— Start of Supplied material —

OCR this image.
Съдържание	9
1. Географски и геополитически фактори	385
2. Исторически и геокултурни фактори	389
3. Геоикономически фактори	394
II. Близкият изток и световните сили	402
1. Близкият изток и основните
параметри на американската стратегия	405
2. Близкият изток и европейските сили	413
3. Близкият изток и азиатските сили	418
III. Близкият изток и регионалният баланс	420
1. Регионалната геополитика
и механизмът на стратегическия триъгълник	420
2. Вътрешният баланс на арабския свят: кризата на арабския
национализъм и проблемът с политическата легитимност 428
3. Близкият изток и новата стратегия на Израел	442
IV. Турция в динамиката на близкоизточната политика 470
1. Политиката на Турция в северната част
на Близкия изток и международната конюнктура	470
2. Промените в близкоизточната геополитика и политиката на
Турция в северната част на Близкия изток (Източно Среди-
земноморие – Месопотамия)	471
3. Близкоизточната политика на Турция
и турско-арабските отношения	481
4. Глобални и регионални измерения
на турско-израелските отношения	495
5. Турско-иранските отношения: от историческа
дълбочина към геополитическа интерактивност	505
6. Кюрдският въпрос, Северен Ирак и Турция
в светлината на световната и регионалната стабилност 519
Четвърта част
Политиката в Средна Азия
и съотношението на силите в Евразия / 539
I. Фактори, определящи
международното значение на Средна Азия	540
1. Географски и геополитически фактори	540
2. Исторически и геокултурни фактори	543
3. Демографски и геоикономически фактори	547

— End of Supplied material —

What you will do. Reproduce the material above exactly; please quote every line of it.

Task solution.
OCR this image.
Съдържание	9
1. Географски и геополитически фактори	385
2. Исторически и геокултурни фактори	389
3. Геоикономически фактори	394
II. Близкият изток и световните сили	402
1. Близкият изток и основните
параметри на американската стратегия	405
2. Близкият изток и европейските сили	413
3. Близкият изток и азиатските сили	418
III. Близкият изток и регионалният баланс	420
1. Регионалната геополитика
и механизмът на стратегическия триъгълник	420
2. Вътрешният баланс на арабския свят: кризата на арабския
национализъм и проблемът с политическата легитимност 428
3. Близкият изток и новата стратегия на Израел	442
IV. Турция в динамиката на близкоизточната политика 470
1. Политиката на Турция в северната част
на Близкия изток и международната конюнктура	470
2. Промените в близкоизточната геополитика и политиката на
Турция в северната част на Близкия изток (Източно Среди-
земноморие – Месопотамия)	471
3. Близкоизточната политика на Турция
и турско-арабските отношения	481
4. Глобални и регионални измерения
на турско-израелските отношения	495
5. Турско-иранските отношения: от историческа
дълбочина към геополитическа интерактивност	505
6. Кюрдският въпрос, Северен Ирак и Турция
в светлината на световната и регионалната стабилност 519
Четвърта част
Политиката в Средна Азия
и съотношението на силите в Евразия / 539
I. Фактори, определящи
международното значение на Средна Азия	540
1. Географски и геополитически фактори	540
2. Исторически и геокултурни фактори	543
3. Демографски и геоикономически фактори	547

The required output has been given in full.